> [OBJECTIVE] Reproduce the listing below without changes, except that pictures are left out.

Entries taken from a collection:

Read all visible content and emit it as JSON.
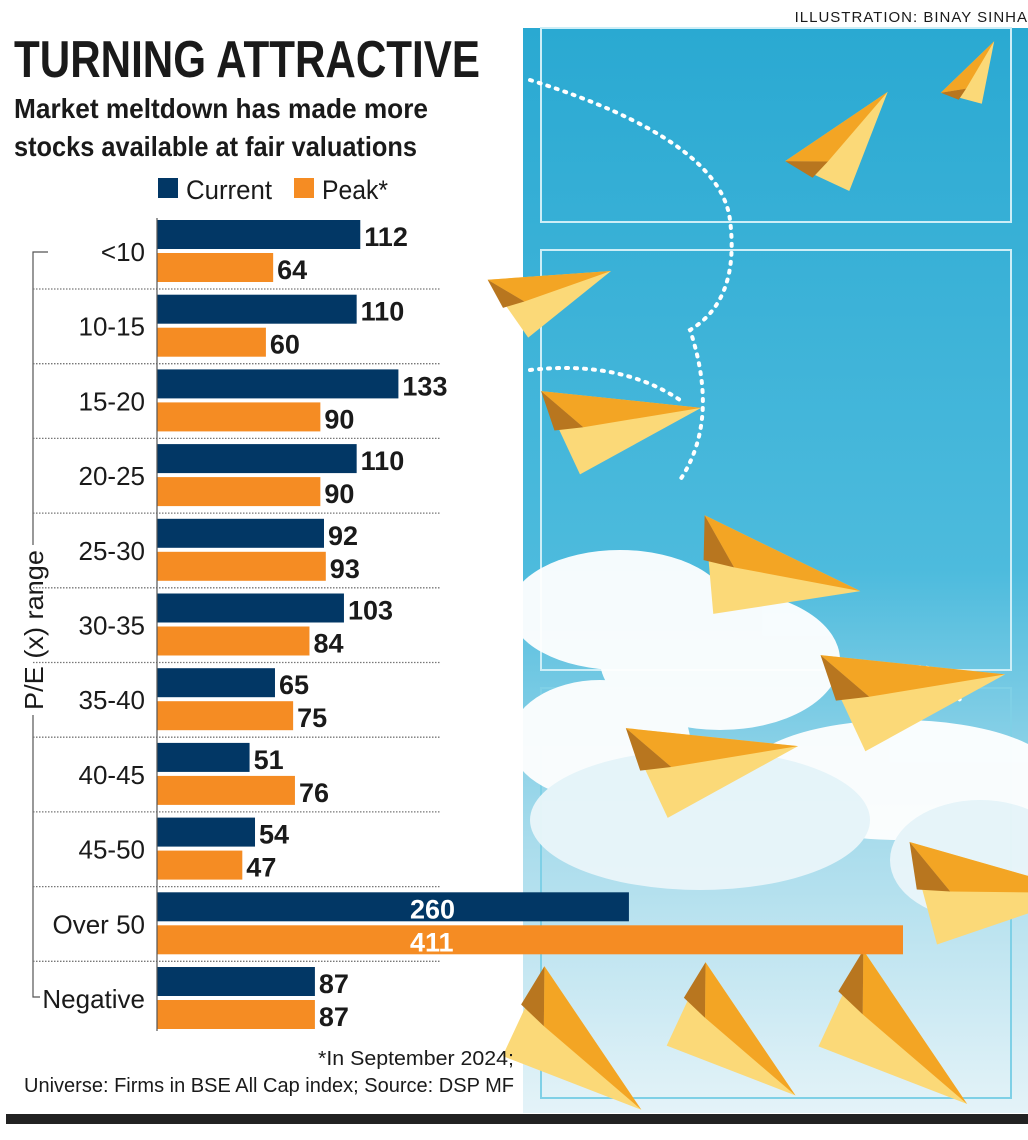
{
  "credit": "ILLUSTRATION: BINAY SINHA",
  "colors": {
    "current": "#023765",
    "peak": "#f58c23"
  },
  "chart_data": {
    "type": "bar",
    "orientation": "horizontal",
    "title": "TURNING ATTRACTIVE",
    "subtitle_lines": [
      "Market meltdown has made more",
      "stocks available at fair valuations"
    ],
    "ylabel": "P/E (x) range",
    "xlabel": "",
    "legend": [
      "Current",
      "Peak*"
    ],
    "legend_placement": "top",
    "categories": [
      "<10",
      "10-15",
      "15-20",
      "20-25",
      "25-30",
      "30-35",
      "35-40",
      "40-45",
      "45-50",
      "Over 50",
      "Negative"
    ],
    "series": [
      {
        "name": "Current",
        "values": [
          112,
          110,
          133,
          110,
          92,
          103,
          65,
          51,
          54,
          260,
          87
        ]
      },
      {
        "name": "Peak*",
        "values": [
          64,
          60,
          90,
          90,
          93,
          84,
          75,
          76,
          47,
          411,
          87
        ]
      }
    ],
    "xlim": [
      0,
      411
    ],
    "grid": false,
    "notes": [
      "*In September 2024;",
      "Universe: Firms in BSE All Cap index; Source: DSP MF"
    ]
  }
}
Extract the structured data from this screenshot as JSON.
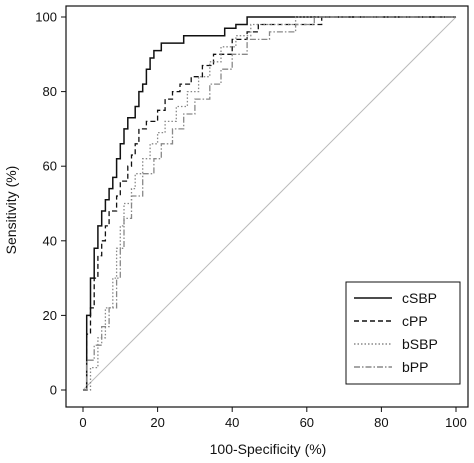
{
  "chart_data": {
    "type": "line",
    "title": "",
    "xlabel": "100-Specificity (%)",
    "ylabel": "Sensitivity (%)",
    "xlim": [
      0,
      100
    ],
    "ylim": [
      0,
      100
    ],
    "xticks": [
      "0",
      "20",
      "40",
      "60",
      "80",
      "100"
    ],
    "yticks": [
      "0",
      "20",
      "40",
      "60",
      "80",
      "100"
    ],
    "grid": false,
    "legend_position": "bottom-right",
    "reference_line": {
      "x": [
        0,
        100
      ],
      "y": [
        0,
        100
      ],
      "color": "#bbbbbb"
    },
    "series": [
      {
        "name": "cSBP",
        "style": "solid",
        "color": "#111111",
        "x": [
          0,
          1,
          1,
          2,
          2,
          3,
          3,
          4,
          4,
          5,
          5,
          6,
          6,
          7,
          7,
          8,
          8,
          9,
          9,
          10,
          10,
          11,
          11,
          12,
          12,
          13,
          13,
          14,
          14,
          15,
          15,
          16,
          16,
          17,
          17,
          18,
          18,
          19,
          19,
          20,
          20,
          21,
          21,
          23,
          23,
          27,
          27,
          38,
          38,
          41,
          41,
          44,
          44,
          100
        ],
        "y": [
          0,
          0,
          20,
          20,
          30,
          30,
          38,
          38,
          44,
          44,
          48,
          48,
          51,
          51,
          54,
          54,
          57,
          57,
          62,
          62,
          66,
          66,
          70,
          70,
          73,
          73,
          73,
          73,
          76,
          76,
          80,
          80,
          82,
          82,
          86,
          86,
          89,
          89,
          91,
          91,
          91,
          91,
          93,
          93,
          93,
          93,
          95,
          95,
          97,
          97,
          98,
          98,
          100,
          100
        ]
      },
      {
        "name": "cPP",
        "style": "dashed",
        "color": "#111111",
        "x": [
          0,
          1,
          1,
          2,
          2,
          3,
          3,
          4,
          4,
          5,
          5,
          6,
          6,
          7,
          7,
          9,
          9,
          10,
          10,
          12,
          12,
          13,
          13,
          14,
          14,
          15,
          15,
          17,
          17,
          20,
          20,
          22,
          22,
          24,
          24,
          26,
          26,
          29,
          29,
          32,
          32,
          35,
          35,
          40,
          40,
          44,
          44,
          47,
          47,
          64,
          64,
          100
        ],
        "y": [
          0,
          0,
          15,
          15,
          22,
          22,
          30,
          30,
          36,
          36,
          40,
          40,
          44,
          44,
          48,
          48,
          52,
          52,
          56,
          56,
          60,
          60,
          63,
          63,
          66,
          66,
          70,
          70,
          72,
          72,
          75,
          75,
          78,
          78,
          80,
          80,
          82,
          82,
          84,
          84,
          87,
          87,
          90,
          90,
          94,
          94,
          96,
          96,
          98,
          98,
          100,
          100
        ]
      },
      {
        "name": "bSBP",
        "style": "dotted",
        "color": "#888888",
        "x": [
          0,
          2,
          2,
          4,
          4,
          6,
          6,
          8,
          8,
          9,
          9,
          10,
          10,
          11,
          11,
          13,
          13,
          14,
          14,
          16,
          16,
          18,
          18,
          20,
          20,
          22,
          22,
          25,
          25,
          28,
          28,
          31,
          31,
          34,
          34,
          37,
          37,
          41,
          41,
          45,
          45,
          57,
          57,
          100
        ],
        "y": [
          0,
          0,
          6,
          6,
          14,
          14,
          22,
          22,
          30,
          30,
          38,
          38,
          44,
          44,
          50,
          50,
          54,
          54,
          58,
          58,
          62,
          62,
          66,
          66,
          69,
          69,
          72,
          72,
          76,
          76,
          80,
          80,
          84,
          84,
          88,
          88,
          92,
          92,
          95,
          95,
          98,
          98,
          100,
          100
        ]
      },
      {
        "name": "bPP",
        "style": "dashdot",
        "color": "#888888",
        "x": [
          0,
          1,
          1,
          3,
          3,
          5,
          5,
          7,
          7,
          9,
          9,
          10,
          10,
          11,
          11,
          13,
          13,
          16,
          16,
          19,
          19,
          21,
          21,
          24,
          24,
          27,
          27,
          30,
          30,
          34,
          34,
          37,
          37,
          40,
          40,
          44,
          44,
          50,
          50,
          57,
          57,
          62,
          62,
          100
        ],
        "y": [
          0,
          0,
          8,
          8,
          12,
          12,
          17,
          17,
          22,
          22,
          30,
          30,
          38,
          38,
          46,
          46,
          52,
          52,
          58,
          58,
          62,
          62,
          66,
          66,
          70,
          70,
          74,
          74,
          78,
          78,
          82,
          82,
          86,
          86,
          90,
          90,
          94,
          94,
          96,
          96,
          98,
          98,
          100,
          100
        ]
      }
    ]
  }
}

> [THE RESULT]
Read all visible content and emit it as JSON.
{
  "credit": "ILLUSTRATION: BINAY SINHA",
  "colors": {
    "current": "#023765",
    "peak": "#f58c23"
  },
  "chart_data": {
    "type": "bar",
    "orientation": "horizontal",
    "title": "TURNING ATTRACTIVE",
    "subtitle_lines": [
      "Market meltdown has made more",
      "stocks available at fair valuations"
    ],
    "ylabel": "P/E (x) range",
    "xlabel": "",
    "legend": [
      "Current",
      "Peak*"
    ],
    "legend_placement": "top",
    "categories": [
      "<10",
      "10-15",
      "15-20",
      "20-25",
      "25-30",
      "30-35",
      "35-40",
      "40-45",
      "45-50",
      "Over 50",
      "Negative"
    ],
    "series": [
      {
        "name": "Current",
        "values": [
          112,
          110,
          133,
          110,
          92,
          103,
          65,
          51,
          54,
          260,
          87
        ]
      },
      {
        "name": "Peak*",
        "values": [
          64,
          60,
          90,
          90,
          93,
          84,
          75,
          76,
          47,
          411,
          87
        ]
      }
    ],
    "xlim": [
      0,
      411
    ],
    "grid": false,
    "notes": [
      "*In September 2024;",
      "Universe: Firms in BSE All Cap index; Source: DSP MF"
    ]
  }
}
Extract the structured data from this screenshot as JSON.
{
  "chart_data": {
    "type": "line",
    "title": "",
    "xlabel": "100-Specificity (%)",
    "ylabel": "Sensitivity (%)",
    "xlim": [
      0,
      100
    ],
    "ylim": [
      0,
      100
    ],
    "xticks": [
      "0",
      "20",
      "40",
      "60",
      "80",
      "100"
    ],
    "yticks": [
      "0",
      "20",
      "40",
      "60",
      "80",
      "100"
    ],
    "grid": false,
    "legend_position": "bottom-right",
    "reference_line": {
      "x": [
        0,
        100
      ],
      "y": [
        0,
        100
      ],
      "color": "#bbbbbb"
    },
    "series": [
      {
        "name": "cSBP",
        "style": "solid",
        "color": "#111111",
        "x": [
          0,
          1,
          1,
          2,
          2,
          3,
          3,
          4,
          4,
          5,
          5,
          6,
          6,
          7,
          7,
          8,
          8,
          9,
          9,
          10,
          10,
          11,
          11,
          12,
          12,
          13,
          13,
          14,
          14,
          15,
          15,
          16,
          16,
          17,
          17,
          18,
          18,
          19,
          19,
          20,
          20,
          21,
          21,
          23,
          23,
          27,
          27,
          38,
          38,
          41,
          41,
          44,
          44,
          100
        ],
        "y": [
          0,
          0,
          20,
          20,
          30,
          30,
          38,
          38,
          44,
          44,
          48,
          48,
          51,
          51,
          54,
          54,
          57,
          57,
          62,
          62,
          66,
          66,
          70,
          70,
          73,
          73,
          73,
          73,
          76,
          76,
          80,
          80,
          82,
          82,
          86,
          86,
          89,
          89,
          91,
          91,
          91,
          91,
          93,
          93,
          93,
          93,
          95,
          95,
          97,
          97,
          98,
          98,
          100,
          100
        ]
      },
      {
        "name": "cPP",
        "style": "dashed",
        "color": "#111111",
        "x": [
          0,
          1,
          1,
          2,
          2,
          3,
          3,
          4,
          4,
          5,
          5,
          6,
          6,
          7,
          7,
          9,
          9,
          10,
          10,
          12,
          12,
          13,
          13,
          14,
          14,
          15,
          15,
          17,
          17,
          20,
          20,
          22,
          22,
          24,
          24,
          26,
          26,
          29,
          29,
          32,
          32,
          35,
          35,
          40,
          40,
          44,
          44,
          47,
          47,
          64,
          64,
          100
        ],
        "y": [
          0,
          0,
          15,
          15,
          22,
          22,
          30,
          30,
          36,
          36,
          40,
          40,
          44,
          44,
          48,
          48,
          52,
          52,
          56,
          56,
          60,
          60,
          63,
          63,
          66,
          66,
          70,
          70,
          72,
          72,
          75,
          75,
          78,
          78,
          80,
          80,
          82,
          82,
          84,
          84,
          87,
          87,
          90,
          90,
          94,
          94,
          96,
          96,
          98,
          98,
          100,
          100
        ]
      },
      {
        "name": "bSBP",
        "style": "dotted",
        "color": "#888888",
        "x": [
          0,
          2,
          2,
          4,
          4,
          6,
          6,
          8,
          8,
          9,
          9,
          10,
          10,
          11,
          11,
          13,
          13,
          14,
          14,
          16,
          16,
          18,
          18,
          20,
          20,
          22,
          22,
          25,
          25,
          28,
          28,
          31,
          31,
          34,
          34,
          37,
          37,
          41,
          41,
          45,
          45,
          57,
          57,
          100
        ],
        "y": [
          0,
          0,
          6,
          6,
          14,
          14,
          22,
          22,
          30,
          30,
          38,
          38,
          44,
          44,
          50,
          50,
          54,
          54,
          58,
          58,
          62,
          62,
          66,
          66,
          69,
          69,
          72,
          72,
          76,
          76,
          80,
          80,
          84,
          84,
          88,
          88,
          92,
          92,
          95,
          95,
          98,
          98,
          100,
          100
        ]
      },
      {
        "name": "bPP",
        "style": "dashdot",
        "color": "#888888",
        "x": [
          0,
          1,
          1,
          3,
          3,
          5,
          5,
          7,
          7,
          9,
          9,
          10,
          10,
          11,
          11,
          13,
          13,
          16,
          16,
          19,
          19,
          21,
          21,
          24,
          24,
          27,
          27,
          30,
          30,
          34,
          34,
          37,
          37,
          40,
          40,
          44,
          44,
          50,
          50,
          57,
          57,
          62,
          62,
          100
        ],
        "y": [
          0,
          0,
          8,
          8,
          12,
          12,
          17,
          17,
          22,
          22,
          30,
          30,
          38,
          38,
          46,
          46,
          52,
          52,
          58,
          58,
          62,
          62,
          66,
          66,
          70,
          70,
          74,
          74,
          78,
          78,
          82,
          82,
          86,
          86,
          90,
          90,
          94,
          94,
          96,
          96,
          98,
          98,
          100,
          100
        ]
      }
    ]
  }
}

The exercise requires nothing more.